WHAT TO DO = Go through the entries below and copy each line containing the word "TURNING".

Source data
* begin *

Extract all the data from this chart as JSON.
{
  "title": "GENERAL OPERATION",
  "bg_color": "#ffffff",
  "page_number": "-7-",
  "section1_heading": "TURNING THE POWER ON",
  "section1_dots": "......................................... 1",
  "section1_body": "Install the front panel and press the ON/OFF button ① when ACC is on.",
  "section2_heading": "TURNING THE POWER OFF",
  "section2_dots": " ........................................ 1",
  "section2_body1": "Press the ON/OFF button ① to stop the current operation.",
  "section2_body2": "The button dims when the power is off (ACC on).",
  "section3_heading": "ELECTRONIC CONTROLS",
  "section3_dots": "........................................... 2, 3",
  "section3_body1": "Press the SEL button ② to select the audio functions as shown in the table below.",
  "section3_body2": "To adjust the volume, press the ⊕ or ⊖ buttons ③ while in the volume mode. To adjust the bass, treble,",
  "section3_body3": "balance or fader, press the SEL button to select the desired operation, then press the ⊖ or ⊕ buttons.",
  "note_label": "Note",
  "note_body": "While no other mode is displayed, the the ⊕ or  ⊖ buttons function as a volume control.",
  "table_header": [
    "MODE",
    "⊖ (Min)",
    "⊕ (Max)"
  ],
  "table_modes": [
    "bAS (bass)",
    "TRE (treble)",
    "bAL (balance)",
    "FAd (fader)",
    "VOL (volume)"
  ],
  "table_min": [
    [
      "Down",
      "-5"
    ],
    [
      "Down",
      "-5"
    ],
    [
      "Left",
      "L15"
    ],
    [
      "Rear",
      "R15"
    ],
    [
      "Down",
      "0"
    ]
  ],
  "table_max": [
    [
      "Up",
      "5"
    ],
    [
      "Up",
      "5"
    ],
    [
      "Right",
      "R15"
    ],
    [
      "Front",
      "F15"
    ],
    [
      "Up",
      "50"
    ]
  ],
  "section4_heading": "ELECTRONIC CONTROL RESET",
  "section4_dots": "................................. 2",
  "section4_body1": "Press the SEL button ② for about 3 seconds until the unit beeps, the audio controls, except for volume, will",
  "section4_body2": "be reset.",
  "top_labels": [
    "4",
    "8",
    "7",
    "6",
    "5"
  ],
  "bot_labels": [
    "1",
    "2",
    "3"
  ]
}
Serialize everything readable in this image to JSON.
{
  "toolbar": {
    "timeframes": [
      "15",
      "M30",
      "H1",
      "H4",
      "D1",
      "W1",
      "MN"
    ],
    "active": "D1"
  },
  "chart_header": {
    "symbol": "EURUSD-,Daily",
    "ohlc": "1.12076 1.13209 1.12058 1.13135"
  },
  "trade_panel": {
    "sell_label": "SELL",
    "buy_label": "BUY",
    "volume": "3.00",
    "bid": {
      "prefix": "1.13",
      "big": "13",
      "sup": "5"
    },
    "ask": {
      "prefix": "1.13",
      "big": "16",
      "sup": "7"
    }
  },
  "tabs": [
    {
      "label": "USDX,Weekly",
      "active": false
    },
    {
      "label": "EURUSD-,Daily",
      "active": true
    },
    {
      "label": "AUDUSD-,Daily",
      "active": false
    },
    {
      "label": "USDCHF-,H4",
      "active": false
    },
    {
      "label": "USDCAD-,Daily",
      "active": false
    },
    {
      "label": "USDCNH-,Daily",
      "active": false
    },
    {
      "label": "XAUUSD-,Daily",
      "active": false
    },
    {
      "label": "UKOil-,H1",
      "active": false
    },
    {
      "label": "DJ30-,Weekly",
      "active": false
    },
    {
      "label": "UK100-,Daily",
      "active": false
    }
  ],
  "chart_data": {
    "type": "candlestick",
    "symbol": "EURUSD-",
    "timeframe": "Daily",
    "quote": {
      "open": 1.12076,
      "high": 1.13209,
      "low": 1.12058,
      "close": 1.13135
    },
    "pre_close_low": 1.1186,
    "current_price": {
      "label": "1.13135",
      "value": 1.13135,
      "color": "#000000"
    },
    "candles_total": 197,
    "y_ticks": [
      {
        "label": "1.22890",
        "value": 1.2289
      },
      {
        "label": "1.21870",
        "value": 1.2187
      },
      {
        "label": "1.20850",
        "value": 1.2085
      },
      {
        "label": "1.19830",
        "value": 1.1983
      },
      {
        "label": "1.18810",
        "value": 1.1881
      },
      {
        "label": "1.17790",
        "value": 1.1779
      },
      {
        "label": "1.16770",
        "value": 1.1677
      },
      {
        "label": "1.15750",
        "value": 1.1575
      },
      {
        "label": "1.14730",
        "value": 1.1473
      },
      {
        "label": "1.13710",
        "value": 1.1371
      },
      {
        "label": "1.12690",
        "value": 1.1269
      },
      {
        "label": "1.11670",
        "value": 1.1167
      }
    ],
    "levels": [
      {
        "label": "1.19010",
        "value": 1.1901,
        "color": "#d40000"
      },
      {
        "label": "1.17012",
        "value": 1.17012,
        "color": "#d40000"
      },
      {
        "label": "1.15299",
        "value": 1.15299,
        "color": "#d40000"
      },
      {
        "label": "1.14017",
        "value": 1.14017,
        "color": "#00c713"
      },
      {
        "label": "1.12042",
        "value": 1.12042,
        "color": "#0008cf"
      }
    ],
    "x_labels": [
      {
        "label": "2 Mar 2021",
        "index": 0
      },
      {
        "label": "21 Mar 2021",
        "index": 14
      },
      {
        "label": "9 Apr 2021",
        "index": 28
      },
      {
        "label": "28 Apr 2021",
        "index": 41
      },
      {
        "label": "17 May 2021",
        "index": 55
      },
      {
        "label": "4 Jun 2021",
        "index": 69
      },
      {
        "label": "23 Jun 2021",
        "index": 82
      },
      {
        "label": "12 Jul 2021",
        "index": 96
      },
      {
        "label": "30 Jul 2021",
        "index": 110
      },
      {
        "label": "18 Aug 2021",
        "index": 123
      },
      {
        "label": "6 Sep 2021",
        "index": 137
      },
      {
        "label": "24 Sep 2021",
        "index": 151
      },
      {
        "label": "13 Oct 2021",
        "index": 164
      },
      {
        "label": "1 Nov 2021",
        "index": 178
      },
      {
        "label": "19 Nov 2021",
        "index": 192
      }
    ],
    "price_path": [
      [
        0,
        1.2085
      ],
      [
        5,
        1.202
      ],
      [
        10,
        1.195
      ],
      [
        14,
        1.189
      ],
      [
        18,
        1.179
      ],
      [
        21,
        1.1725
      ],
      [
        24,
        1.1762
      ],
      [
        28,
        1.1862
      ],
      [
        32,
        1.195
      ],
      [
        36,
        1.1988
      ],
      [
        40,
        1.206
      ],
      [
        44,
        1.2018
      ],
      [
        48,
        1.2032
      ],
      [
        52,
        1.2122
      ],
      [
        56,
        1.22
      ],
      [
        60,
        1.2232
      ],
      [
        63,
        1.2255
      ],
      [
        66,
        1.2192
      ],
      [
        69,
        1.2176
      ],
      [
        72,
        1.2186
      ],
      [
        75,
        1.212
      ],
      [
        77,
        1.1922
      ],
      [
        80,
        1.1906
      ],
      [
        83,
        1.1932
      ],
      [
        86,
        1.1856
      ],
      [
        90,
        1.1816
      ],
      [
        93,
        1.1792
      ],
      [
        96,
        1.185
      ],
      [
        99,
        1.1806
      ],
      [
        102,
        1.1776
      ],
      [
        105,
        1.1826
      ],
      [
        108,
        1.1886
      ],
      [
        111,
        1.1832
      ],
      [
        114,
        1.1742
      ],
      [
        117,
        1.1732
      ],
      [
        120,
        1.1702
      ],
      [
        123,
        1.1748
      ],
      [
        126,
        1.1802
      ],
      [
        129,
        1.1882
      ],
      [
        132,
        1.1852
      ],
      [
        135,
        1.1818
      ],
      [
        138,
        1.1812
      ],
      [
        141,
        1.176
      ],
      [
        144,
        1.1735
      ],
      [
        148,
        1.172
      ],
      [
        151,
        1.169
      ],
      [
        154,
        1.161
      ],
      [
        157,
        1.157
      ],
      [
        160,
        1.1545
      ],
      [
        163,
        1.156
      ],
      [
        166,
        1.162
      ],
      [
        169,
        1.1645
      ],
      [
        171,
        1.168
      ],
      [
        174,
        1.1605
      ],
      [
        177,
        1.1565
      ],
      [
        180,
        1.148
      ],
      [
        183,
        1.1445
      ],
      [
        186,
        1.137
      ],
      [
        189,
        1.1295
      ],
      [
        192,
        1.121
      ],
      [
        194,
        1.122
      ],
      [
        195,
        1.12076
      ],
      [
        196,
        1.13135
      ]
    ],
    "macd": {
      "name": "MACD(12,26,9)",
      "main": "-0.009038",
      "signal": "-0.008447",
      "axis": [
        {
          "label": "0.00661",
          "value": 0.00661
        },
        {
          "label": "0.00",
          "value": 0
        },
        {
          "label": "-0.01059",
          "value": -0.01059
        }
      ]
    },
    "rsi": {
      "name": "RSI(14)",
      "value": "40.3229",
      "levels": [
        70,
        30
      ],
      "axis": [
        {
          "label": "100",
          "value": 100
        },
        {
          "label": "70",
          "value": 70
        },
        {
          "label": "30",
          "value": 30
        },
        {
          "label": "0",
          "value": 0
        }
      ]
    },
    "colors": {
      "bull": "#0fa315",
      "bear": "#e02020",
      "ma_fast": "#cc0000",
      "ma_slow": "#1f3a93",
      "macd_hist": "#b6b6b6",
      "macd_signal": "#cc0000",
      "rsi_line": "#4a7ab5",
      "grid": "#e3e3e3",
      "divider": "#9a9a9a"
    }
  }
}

* end *

COMPLETE ANSWER =
  "section1_heading": "TURNING THE POWER ON",
  "section2_heading": "TURNING THE POWER OFF",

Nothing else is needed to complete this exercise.